Records from a data source
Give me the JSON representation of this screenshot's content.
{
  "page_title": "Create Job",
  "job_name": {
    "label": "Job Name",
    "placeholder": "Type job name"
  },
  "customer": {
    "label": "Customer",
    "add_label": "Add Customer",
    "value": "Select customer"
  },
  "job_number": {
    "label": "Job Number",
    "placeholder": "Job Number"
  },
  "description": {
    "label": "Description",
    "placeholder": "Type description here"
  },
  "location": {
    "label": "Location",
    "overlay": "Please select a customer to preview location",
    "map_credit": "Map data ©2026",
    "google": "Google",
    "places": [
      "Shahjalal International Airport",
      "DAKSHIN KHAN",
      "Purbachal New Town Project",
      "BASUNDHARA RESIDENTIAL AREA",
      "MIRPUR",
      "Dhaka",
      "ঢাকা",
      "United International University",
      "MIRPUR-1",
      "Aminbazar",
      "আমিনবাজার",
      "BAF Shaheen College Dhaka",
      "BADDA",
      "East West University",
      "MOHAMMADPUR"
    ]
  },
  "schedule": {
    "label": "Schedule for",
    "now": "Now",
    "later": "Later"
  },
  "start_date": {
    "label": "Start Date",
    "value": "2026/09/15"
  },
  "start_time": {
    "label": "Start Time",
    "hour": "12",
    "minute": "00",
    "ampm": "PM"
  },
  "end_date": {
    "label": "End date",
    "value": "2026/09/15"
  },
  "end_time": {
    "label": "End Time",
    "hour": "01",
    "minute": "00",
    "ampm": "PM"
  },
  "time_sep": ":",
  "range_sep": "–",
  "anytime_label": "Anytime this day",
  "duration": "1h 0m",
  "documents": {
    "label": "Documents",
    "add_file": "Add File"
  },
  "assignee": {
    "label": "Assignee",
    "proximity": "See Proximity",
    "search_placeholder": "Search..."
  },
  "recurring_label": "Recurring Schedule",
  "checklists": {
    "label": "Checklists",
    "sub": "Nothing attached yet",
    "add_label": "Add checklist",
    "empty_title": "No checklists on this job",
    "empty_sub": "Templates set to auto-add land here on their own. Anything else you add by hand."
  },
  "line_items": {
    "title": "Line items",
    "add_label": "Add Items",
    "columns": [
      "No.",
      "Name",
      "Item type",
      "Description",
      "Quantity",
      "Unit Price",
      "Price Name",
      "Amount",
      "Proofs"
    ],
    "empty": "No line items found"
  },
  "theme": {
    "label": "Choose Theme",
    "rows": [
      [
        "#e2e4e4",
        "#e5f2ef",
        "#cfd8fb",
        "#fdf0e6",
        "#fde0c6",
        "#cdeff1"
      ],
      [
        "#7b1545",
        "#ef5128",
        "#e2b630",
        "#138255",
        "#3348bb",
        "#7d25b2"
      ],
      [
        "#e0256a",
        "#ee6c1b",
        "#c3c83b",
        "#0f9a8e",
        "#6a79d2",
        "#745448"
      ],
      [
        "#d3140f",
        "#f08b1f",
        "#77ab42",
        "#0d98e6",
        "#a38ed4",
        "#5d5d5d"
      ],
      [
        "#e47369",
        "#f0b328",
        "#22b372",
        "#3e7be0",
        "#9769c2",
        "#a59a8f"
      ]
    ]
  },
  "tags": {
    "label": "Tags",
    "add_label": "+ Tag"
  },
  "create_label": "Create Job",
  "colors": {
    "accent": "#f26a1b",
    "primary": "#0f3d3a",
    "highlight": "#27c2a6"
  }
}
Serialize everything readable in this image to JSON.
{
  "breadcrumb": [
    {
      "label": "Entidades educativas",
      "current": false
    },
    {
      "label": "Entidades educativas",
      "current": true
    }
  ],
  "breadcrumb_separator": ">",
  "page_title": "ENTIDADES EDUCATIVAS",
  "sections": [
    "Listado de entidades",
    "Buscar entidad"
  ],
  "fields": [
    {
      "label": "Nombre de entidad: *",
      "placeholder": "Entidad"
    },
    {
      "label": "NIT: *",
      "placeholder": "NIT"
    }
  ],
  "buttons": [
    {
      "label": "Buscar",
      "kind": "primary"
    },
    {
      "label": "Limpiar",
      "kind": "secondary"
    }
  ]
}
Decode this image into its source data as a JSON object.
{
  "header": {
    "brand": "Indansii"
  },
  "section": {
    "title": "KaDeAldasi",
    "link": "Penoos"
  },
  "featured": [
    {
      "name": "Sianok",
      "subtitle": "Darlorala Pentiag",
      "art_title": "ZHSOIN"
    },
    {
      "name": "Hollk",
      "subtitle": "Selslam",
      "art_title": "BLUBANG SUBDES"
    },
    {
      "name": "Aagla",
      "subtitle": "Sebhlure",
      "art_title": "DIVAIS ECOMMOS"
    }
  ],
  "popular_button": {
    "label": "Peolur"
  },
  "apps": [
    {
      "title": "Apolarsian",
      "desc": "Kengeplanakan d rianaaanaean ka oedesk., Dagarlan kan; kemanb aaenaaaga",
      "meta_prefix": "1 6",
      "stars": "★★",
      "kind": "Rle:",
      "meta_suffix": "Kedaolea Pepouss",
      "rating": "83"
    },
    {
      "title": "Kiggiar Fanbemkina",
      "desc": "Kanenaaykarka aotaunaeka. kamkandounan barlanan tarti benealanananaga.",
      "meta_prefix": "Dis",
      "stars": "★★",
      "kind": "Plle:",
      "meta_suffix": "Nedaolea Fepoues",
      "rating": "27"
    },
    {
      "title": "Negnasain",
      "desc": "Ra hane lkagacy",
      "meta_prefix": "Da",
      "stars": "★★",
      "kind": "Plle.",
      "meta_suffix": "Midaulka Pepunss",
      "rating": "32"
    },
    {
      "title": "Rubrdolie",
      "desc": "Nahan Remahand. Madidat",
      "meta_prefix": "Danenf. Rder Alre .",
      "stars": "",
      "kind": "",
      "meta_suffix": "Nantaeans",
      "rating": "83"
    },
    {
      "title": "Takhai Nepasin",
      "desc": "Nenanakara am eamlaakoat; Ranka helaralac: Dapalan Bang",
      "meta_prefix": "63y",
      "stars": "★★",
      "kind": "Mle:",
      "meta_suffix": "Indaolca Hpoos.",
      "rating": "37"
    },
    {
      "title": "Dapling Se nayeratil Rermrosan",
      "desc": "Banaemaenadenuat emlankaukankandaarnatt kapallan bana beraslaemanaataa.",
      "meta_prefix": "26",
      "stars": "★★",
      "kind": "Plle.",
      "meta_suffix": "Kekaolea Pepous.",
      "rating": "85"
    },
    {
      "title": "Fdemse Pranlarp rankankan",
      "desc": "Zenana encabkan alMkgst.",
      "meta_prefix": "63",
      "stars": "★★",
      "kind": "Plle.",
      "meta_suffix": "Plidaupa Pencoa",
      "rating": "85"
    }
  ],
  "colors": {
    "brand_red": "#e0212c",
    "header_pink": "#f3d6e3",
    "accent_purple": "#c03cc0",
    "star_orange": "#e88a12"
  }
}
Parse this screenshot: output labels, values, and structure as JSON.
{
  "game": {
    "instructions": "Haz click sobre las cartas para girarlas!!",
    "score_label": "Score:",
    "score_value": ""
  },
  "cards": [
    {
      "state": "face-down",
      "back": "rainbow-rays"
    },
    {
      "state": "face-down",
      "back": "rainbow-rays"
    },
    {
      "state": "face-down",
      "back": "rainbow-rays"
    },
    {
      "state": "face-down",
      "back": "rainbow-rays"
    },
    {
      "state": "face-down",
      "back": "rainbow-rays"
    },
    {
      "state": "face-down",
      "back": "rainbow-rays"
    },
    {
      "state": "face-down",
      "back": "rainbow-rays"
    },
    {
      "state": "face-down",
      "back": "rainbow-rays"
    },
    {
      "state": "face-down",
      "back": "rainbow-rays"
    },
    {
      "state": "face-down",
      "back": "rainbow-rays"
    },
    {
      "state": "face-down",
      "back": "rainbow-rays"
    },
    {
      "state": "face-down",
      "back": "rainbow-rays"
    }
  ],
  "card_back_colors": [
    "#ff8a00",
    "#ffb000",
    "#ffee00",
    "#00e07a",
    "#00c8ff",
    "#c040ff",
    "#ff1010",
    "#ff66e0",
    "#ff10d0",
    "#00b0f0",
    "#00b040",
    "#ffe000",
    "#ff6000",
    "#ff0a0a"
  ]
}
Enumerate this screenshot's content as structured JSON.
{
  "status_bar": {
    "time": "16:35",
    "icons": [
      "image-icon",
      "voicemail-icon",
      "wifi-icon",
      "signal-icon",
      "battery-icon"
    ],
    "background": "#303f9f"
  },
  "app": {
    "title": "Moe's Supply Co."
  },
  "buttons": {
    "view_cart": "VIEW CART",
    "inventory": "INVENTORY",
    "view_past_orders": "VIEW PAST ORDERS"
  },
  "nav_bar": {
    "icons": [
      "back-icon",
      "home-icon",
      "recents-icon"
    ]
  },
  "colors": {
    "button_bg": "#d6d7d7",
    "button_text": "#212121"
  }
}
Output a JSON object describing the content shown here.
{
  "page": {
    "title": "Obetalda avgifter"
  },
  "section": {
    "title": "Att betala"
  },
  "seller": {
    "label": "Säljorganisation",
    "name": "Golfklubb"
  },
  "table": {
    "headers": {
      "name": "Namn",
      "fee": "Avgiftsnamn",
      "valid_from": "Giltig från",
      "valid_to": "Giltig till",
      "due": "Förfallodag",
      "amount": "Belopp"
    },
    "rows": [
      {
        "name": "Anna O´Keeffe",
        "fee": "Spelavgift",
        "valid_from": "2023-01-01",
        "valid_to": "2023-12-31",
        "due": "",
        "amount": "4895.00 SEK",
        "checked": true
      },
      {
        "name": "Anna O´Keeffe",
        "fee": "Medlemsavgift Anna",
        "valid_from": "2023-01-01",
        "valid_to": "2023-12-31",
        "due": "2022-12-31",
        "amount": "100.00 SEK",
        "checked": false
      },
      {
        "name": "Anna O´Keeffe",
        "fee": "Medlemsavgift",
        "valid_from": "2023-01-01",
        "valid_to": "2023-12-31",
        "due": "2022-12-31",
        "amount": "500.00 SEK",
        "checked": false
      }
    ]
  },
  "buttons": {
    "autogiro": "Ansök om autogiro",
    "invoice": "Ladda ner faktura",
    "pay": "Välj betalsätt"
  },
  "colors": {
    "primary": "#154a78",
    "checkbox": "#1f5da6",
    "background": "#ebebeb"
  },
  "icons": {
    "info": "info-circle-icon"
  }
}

▸ **Stated exercise**
Report how many lines in the records hold the word "JSON", giving the number and nothing else.

▸ **Solution to the problem**
6